WHAT TO WORK ON
Where does the string "Словом" appear in the records? Copy every line that contains it.

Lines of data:
::::

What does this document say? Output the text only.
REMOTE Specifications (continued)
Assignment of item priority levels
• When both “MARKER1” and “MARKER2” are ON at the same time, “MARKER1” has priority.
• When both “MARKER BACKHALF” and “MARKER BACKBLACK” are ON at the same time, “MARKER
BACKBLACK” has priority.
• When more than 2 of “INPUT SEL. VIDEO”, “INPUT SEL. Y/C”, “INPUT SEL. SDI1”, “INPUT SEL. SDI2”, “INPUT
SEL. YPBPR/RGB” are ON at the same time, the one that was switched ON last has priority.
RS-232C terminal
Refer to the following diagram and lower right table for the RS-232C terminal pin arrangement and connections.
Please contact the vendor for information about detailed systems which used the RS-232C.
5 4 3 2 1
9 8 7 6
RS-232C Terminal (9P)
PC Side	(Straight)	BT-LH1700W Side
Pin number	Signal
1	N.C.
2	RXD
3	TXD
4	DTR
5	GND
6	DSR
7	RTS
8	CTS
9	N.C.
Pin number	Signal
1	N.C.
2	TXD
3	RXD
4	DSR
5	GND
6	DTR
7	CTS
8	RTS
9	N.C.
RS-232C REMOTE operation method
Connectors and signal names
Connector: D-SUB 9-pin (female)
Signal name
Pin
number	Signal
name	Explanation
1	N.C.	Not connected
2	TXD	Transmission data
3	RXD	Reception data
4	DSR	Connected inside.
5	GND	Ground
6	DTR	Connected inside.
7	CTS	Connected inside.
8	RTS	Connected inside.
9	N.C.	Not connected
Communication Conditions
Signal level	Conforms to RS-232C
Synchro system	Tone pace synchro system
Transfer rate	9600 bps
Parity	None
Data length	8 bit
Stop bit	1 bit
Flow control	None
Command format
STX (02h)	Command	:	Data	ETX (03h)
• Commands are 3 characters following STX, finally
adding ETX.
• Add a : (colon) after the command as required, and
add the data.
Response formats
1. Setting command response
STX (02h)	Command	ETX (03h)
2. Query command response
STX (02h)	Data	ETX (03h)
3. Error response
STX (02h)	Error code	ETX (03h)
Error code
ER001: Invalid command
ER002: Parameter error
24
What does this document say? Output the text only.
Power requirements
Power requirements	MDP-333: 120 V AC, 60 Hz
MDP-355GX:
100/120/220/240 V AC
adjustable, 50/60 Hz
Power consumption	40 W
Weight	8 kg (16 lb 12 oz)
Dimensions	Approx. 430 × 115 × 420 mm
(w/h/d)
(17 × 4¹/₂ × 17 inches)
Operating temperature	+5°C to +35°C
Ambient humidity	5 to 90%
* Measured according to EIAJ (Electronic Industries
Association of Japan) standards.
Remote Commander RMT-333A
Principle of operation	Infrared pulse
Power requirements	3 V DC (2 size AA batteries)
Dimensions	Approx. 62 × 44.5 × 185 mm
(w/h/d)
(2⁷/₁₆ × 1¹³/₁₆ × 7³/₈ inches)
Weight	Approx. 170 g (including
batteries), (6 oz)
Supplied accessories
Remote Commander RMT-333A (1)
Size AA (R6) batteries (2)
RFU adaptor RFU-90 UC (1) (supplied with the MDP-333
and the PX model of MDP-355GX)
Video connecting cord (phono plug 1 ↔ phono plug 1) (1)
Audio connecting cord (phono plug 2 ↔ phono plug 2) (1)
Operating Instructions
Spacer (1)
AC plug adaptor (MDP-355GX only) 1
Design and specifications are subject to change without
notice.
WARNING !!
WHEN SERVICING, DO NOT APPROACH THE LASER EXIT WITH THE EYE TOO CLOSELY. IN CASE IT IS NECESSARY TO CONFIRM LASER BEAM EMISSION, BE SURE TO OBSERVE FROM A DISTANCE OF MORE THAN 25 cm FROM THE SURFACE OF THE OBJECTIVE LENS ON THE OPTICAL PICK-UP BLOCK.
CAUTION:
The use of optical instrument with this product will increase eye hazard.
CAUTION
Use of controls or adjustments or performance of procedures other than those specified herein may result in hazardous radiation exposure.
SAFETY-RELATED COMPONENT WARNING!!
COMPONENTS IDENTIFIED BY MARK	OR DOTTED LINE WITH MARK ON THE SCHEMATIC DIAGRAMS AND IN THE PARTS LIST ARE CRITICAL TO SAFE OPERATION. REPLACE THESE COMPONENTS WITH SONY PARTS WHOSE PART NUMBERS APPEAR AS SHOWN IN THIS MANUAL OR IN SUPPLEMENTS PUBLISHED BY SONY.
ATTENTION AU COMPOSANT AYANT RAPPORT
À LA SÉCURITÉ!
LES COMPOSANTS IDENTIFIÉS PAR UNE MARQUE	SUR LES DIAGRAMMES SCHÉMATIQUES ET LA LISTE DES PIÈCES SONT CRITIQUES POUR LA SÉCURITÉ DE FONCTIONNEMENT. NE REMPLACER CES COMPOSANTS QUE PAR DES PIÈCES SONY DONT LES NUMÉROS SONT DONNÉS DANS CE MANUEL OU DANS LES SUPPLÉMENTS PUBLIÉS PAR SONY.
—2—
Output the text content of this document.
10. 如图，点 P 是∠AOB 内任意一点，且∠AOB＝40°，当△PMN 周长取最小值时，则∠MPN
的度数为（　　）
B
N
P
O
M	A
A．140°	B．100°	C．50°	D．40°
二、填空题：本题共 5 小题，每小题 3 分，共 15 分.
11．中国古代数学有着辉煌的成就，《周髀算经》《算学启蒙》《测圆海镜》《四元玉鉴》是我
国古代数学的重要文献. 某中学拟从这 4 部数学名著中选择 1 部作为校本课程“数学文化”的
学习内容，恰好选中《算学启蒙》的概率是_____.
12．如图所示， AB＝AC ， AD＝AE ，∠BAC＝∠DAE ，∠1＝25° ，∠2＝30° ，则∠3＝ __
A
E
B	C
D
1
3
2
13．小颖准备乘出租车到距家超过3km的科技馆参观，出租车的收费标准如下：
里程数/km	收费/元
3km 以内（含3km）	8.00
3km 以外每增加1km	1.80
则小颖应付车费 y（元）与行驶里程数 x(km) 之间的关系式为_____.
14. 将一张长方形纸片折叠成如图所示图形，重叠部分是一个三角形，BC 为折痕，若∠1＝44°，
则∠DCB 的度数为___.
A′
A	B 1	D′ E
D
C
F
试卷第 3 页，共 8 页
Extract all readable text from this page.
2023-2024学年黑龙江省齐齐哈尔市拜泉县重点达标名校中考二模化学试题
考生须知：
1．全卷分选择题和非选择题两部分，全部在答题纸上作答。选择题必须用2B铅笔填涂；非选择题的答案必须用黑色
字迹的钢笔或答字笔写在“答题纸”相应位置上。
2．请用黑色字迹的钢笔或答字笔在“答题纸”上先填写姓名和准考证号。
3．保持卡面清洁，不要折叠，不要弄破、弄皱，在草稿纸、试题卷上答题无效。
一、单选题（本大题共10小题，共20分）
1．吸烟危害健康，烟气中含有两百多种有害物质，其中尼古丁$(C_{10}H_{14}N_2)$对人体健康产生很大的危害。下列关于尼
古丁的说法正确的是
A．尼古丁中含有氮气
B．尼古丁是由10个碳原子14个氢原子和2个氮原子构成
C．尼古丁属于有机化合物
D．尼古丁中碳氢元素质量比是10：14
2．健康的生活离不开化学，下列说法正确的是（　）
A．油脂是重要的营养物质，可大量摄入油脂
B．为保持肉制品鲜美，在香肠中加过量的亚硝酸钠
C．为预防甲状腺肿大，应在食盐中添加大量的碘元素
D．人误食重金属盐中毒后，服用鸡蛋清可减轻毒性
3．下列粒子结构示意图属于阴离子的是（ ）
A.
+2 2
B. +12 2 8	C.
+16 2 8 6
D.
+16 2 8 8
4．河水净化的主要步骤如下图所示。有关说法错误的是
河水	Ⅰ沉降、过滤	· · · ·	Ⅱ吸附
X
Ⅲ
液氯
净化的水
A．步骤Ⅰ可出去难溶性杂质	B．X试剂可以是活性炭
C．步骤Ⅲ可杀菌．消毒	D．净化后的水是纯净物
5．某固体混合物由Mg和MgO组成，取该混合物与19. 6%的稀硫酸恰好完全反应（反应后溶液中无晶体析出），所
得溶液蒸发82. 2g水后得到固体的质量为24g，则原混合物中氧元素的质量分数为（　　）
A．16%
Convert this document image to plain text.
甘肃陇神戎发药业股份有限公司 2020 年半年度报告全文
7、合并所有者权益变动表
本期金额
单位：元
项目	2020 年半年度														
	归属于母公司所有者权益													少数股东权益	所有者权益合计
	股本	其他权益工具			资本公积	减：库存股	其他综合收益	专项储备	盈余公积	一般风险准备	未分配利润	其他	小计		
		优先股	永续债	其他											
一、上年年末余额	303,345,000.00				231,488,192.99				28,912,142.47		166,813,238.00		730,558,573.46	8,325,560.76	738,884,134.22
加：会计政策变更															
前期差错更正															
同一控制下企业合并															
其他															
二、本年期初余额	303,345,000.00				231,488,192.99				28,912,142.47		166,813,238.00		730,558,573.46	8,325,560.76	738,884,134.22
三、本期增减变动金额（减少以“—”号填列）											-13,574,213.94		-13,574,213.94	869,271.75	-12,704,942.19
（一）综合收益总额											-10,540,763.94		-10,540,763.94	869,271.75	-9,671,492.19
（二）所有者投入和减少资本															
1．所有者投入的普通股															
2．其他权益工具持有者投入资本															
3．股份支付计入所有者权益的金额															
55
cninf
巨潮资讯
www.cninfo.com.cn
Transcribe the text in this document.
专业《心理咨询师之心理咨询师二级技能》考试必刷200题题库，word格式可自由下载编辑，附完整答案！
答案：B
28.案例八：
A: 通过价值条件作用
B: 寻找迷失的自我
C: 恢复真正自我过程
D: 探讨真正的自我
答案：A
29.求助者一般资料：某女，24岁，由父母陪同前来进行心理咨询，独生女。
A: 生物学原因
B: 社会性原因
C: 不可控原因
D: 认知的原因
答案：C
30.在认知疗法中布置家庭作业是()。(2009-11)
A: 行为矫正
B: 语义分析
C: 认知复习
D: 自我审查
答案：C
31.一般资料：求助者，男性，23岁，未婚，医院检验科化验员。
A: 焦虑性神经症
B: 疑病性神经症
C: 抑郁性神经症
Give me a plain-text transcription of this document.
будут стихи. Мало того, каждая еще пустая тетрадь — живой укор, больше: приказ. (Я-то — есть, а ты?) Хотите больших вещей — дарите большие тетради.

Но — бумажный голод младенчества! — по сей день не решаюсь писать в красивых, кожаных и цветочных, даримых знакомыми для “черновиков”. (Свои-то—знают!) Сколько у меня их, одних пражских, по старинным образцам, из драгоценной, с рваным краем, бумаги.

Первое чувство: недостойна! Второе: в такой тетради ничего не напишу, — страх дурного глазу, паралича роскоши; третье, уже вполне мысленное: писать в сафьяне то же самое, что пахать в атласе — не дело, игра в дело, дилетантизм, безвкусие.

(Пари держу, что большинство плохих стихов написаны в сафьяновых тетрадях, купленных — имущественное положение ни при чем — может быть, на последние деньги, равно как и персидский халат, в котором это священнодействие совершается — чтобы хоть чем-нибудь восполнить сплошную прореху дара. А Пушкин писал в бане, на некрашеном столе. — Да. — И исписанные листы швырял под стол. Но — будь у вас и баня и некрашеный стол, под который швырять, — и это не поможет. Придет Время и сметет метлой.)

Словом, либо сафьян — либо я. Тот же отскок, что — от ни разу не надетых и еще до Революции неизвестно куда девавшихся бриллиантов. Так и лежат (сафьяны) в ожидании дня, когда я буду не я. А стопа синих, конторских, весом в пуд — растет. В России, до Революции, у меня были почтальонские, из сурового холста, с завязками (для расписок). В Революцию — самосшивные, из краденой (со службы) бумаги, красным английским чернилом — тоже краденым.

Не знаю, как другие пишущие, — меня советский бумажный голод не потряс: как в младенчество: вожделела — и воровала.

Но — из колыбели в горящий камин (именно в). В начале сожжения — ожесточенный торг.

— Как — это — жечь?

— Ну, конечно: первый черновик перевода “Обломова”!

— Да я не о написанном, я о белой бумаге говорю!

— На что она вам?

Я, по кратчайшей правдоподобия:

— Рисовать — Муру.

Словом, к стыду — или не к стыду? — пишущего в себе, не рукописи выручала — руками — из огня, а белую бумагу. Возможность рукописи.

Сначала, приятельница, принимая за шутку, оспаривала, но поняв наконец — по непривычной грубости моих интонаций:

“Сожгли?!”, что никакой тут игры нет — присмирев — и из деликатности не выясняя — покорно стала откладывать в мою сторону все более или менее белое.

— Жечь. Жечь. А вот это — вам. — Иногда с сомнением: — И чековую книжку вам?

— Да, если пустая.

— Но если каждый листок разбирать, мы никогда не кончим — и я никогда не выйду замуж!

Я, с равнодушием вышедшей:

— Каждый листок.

::::

SOLUTION FOR THIS TASK
Словом, либо сафьян — либо я. Тот же отскок, что — от ни разу не надетых и еще до Революции неизвестно куда девавшихся бриллиантов. Так и лежат (сафьяны) в ожидании дня, когда я буду не я. А стопа синих, конторских, весом в пуд — растет. В России, до Революции, у меня были почтальонские, из сурового холста, с завязками (для расписок). В Революцию — самосшивные, из краденой (со службы) бумаги, красным английским чернилом — тоже краденым.
Словом, к стыду — или не к стыду? — пишущего в себе, не рукописи выручала — руками — из огня, а белую бумагу. Возможность рукописи.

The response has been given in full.